Exercise details ▸ The entries need to be copied exactly.

Records for the task ▸
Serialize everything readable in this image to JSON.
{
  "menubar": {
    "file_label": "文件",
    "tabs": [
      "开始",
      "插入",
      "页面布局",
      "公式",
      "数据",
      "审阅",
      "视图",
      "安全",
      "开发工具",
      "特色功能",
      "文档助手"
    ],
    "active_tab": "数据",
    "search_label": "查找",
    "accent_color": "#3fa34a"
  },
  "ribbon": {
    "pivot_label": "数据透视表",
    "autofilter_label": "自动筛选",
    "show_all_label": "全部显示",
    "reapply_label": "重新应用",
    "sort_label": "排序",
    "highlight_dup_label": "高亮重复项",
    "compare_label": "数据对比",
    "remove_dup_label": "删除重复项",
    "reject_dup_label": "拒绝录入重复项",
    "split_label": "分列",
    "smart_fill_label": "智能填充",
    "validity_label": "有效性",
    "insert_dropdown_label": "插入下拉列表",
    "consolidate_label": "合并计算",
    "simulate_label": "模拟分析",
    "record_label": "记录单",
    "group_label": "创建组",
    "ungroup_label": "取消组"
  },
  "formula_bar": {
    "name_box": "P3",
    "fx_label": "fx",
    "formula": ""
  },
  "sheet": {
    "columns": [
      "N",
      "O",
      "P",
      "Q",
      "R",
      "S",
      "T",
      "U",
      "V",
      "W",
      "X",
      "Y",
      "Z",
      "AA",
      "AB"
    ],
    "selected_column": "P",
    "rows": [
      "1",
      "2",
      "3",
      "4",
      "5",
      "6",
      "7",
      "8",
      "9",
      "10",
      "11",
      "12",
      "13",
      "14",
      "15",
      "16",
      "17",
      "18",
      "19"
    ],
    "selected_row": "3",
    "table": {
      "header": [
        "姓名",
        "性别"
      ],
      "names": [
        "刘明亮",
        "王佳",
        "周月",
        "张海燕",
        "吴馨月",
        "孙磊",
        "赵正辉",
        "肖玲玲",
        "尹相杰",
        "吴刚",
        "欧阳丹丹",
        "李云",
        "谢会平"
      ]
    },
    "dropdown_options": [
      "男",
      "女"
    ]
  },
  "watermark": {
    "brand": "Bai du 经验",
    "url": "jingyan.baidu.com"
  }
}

Final result ▸
Serialize everything readable in this image to JSON.
{
  "menubar": {
    "file_label": "文件",
    "tabs": [
      "开始",
      "插入",
      "页面布局",
      "公式",
      "数据",
      "审阅",
      "视图",
      "安全",
      "开发工具",
      "特色功能",
      "文档助手"
    ],
    "active_tab": "数据",
    "search_label": "查找",
    "accent_color": "#3fa34a"
  },
  "ribbon": {
    "pivot_label": "数据透视表",
    "autofilter_label": "自动筛选",
    "show_all_label": "全部显示",
    "reapply_label": "重新应用",
    "sort_label": "排序",
    "highlight_dup_label": "高亮重复项",
    "compare_label": "数据对比",
    "remove_dup_label": "删除重复项",
    "reject_dup_label": "拒绝录入重复项",
    "split_label": "分列",
    "smart_fill_label": "智能填充",
    "validity_label": "有效性",
    "insert_dropdown_label": "插入下拉列表",
    "consolidate_label": "合并计算",
    "simulate_label": "模拟分析",
    "record_label": "记录单",
    "group_label": "创建组",
    "ungroup_label": "取消组"
  },
  "formula_bar": {
    "name_box": "P3",
    "fx_label": "fx",
    "formula": ""
  },
  "sheet": {
    "columns": [
      "N",
      "O",
      "P",
      "Q",
      "R",
      "S",
      "T",
      "U",
      "V",
      "W",
      "X",
      "Y",
      "Z",
      "AA",
      "AB"
    ],
    "selected_column": "P",
    "rows": [
      "1",
      "2",
      "3",
      "4",
      "5",
      "6",
      "7",
      "8",
      "9",
      "10",
      "11",
      "12",
      "13",
      "14",
      "15",
      "16",
      "17",
      "18",
      "19"
    ],
    "selected_row": "3",
    "table": {
      "header": [
        "姓名",
        "性别"
      ],
      "names": [
        "刘明亮",
        "王佳",
        "周月",
        "张海燕",
        "吴馨月",
        "孙磊",
        "赵正辉",
        "肖玲玲",
        "尹相杰",
        "吴刚",
        "欧阳丹丹",
        "李云",
        "谢会平"
      ]
    },
    "dropdown_options": [
      "男",
      "女"
    ]
  },
  "watermark": {
    "brand": "Bai du 经验",
    "url": "jingyan.baidu.com"
  }
}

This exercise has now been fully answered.